(Recorded data)
--*--

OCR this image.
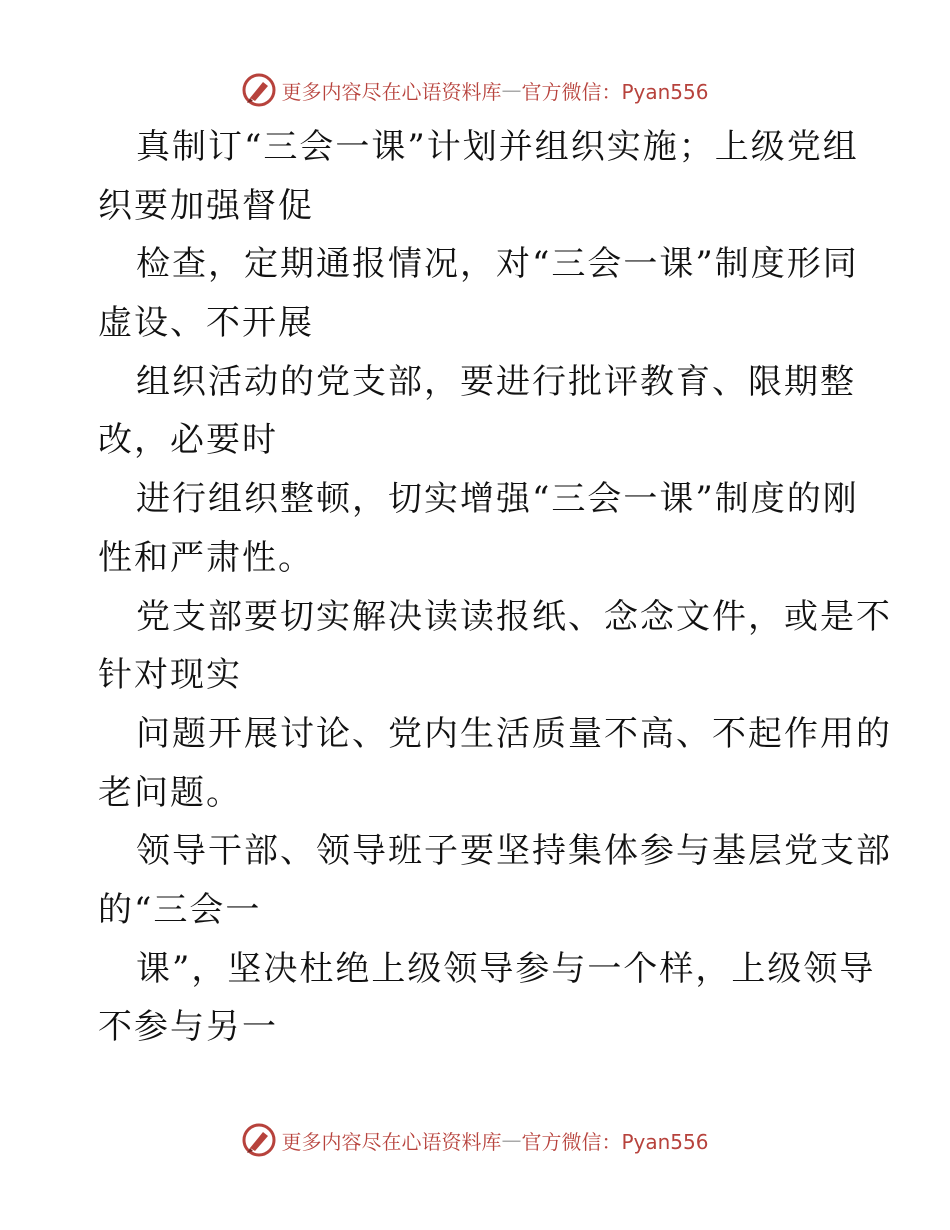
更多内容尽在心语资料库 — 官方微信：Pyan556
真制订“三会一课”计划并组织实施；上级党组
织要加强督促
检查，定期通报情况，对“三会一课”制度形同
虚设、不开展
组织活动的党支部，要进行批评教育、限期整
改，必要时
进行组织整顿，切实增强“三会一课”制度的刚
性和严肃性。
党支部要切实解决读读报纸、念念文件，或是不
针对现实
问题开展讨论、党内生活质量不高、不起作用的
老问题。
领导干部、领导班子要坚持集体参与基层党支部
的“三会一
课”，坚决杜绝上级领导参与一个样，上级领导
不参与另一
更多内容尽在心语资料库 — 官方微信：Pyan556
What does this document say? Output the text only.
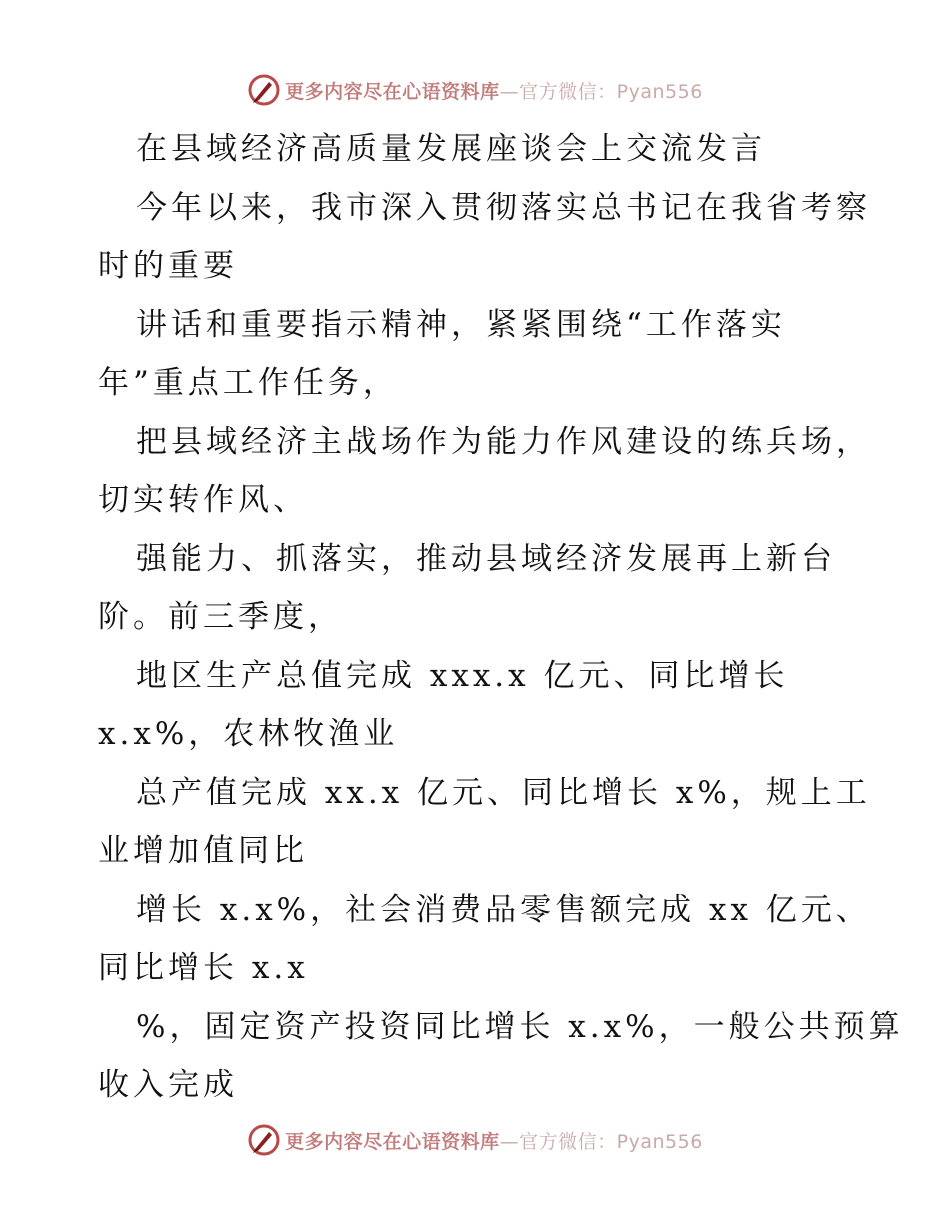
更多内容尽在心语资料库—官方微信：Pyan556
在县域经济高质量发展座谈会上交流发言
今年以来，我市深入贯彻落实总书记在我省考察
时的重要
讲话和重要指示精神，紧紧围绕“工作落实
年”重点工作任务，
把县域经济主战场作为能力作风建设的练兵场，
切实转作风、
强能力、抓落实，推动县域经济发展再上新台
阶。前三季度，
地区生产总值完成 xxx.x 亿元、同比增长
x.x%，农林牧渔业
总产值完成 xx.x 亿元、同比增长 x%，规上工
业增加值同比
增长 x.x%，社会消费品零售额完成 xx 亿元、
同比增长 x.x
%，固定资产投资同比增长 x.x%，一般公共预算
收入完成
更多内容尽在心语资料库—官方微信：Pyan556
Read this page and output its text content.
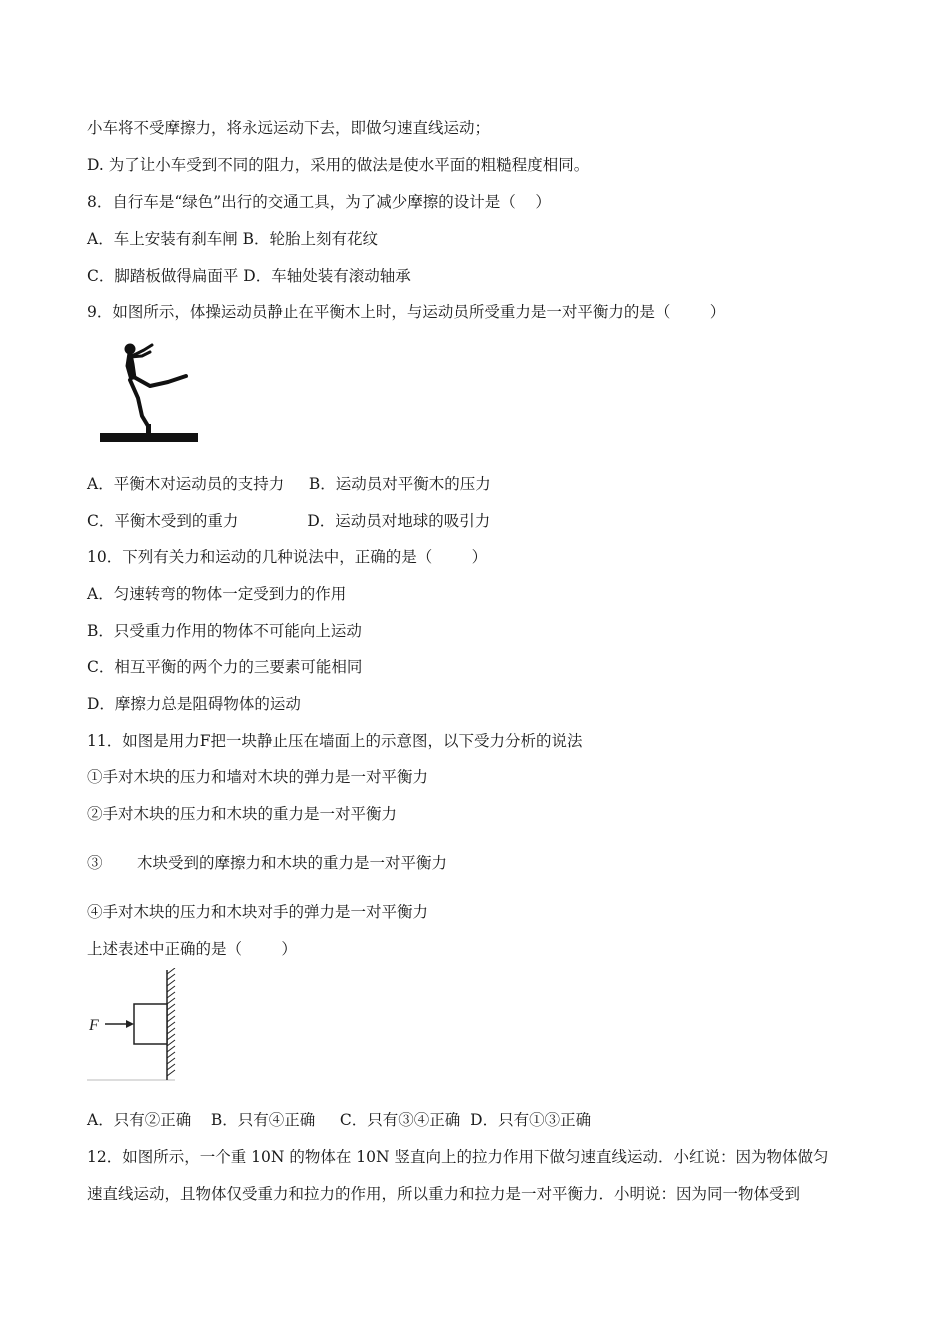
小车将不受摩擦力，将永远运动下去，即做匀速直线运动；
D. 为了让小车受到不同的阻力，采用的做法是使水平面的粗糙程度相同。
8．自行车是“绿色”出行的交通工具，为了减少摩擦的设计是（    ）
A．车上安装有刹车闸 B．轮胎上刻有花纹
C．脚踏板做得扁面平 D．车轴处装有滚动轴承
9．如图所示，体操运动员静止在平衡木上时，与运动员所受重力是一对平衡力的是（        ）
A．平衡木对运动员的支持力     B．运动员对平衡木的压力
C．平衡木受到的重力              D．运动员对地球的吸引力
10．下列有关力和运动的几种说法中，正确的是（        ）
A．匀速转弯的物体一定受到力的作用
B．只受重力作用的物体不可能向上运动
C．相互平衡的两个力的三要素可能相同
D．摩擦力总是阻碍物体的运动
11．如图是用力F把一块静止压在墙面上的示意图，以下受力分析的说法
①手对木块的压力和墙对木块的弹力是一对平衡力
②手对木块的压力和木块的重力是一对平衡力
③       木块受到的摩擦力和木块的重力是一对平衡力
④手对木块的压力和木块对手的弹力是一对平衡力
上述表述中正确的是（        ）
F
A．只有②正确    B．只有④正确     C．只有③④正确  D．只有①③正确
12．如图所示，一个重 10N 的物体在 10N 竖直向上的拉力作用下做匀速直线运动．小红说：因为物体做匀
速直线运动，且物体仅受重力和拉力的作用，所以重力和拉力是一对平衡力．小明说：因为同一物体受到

--*--

Written problem> Repeat each record exactly as shown above, dropping all images.

Worked answer>
OCR this image.
更多内容尽在心语资料库 — 官方微信：Pyan556
真制订“三会一课”计划并组织实施；上级党组
织要加强督促
检查，定期通报情况，对“三会一课”制度形同
虚设、不开展
组织活动的党支部，要进行批评教育、限期整
改，必要时
进行组织整顿，切实增强“三会一课”制度的刚
性和严肃性。
党支部要切实解决读读报纸、念念文件，或是不
针对现实
问题开展讨论、党内生活质量不高、不起作用的
老问题。
领导干部、领导班子要坚持集体参与基层党支部
的“三会一
课”，坚决杜绝上级领导参与一个样，上级领导
不参与另一
更多内容尽在心语资料库 — 官方微信：Pyan556
What does this document say? Output the text only.
更多内容尽在心语资料库—官方微信：Pyan556
在县域经济高质量发展座谈会上交流发言
今年以来，我市深入贯彻落实总书记在我省考察
时的重要
讲话和重要指示精神，紧紧围绕“工作落实
年”重点工作任务，
把县域经济主战场作为能力作风建设的练兵场，
切实转作风、
强能力、抓落实，推动县域经济发展再上新台
阶。前三季度，
地区生产总值完成 xxx.x 亿元、同比增长
x.x%，农林牧渔业
总产值完成 xx.x 亿元、同比增长 x%，规上工
业增加值同比
增长 x.x%，社会消费品零售额完成 xx 亿元、
同比增长 x.x
%，固定资产投资同比增长 x.x%，一般公共预算
收入完成
更多内容尽在心语资料库—官方微信：Pyan556
Read this page and output its text content.
小车将不受摩擦力，将永远运动下去，即做匀速直线运动；
D. 为了让小车受到不同的阻力，采用的做法是使水平面的粗糙程度相同。
8．自行车是“绿色”出行的交通工具，为了减少摩擦的设计是（    ）
A．车上安装有刹车闸 B．轮胎上刻有花纹
C．脚踏板做得扁面平 D．车轴处装有滚动轴承
9．如图所示，体操运动员静止在平衡木上时，与运动员所受重力是一对平衡力的是（        ）
A．平衡木对运动员的支持力     B．运动员对平衡木的压力
C．平衡木受到的重力              D．运动员对地球的吸引力
10．下列有关力和运动的几种说法中，正确的是（        ）
A．匀速转弯的物体一定受到力的作用
B．只受重力作用的物体不可能向上运动
C．相互平衡的两个力的三要素可能相同
D．摩擦力总是阻碍物体的运动
11．如图是用力F把一块静止压在墙面上的示意图，以下受力分析的说法
①手对木块的压力和墙对木块的弹力是一对平衡力
②手对木块的压力和木块的重力是一对平衡力
③       木块受到的摩擦力和木块的重力是一对平衡力
④手对木块的压力和木块对手的弹力是一对平衡力
上述表述中正确的是（        ）
F
A．只有②正确    B．只有④正确     C．只有③④正确  D．只有①③正确
12．如图所示，一个重 10N 的物体在 10N 竖直向上的拉力作用下做匀速直线运动．小红说：因为物体做匀
速直线运动，且物体仅受重力和拉力的作用，所以重力和拉力是一对平衡力．小明说：因为同一物体受到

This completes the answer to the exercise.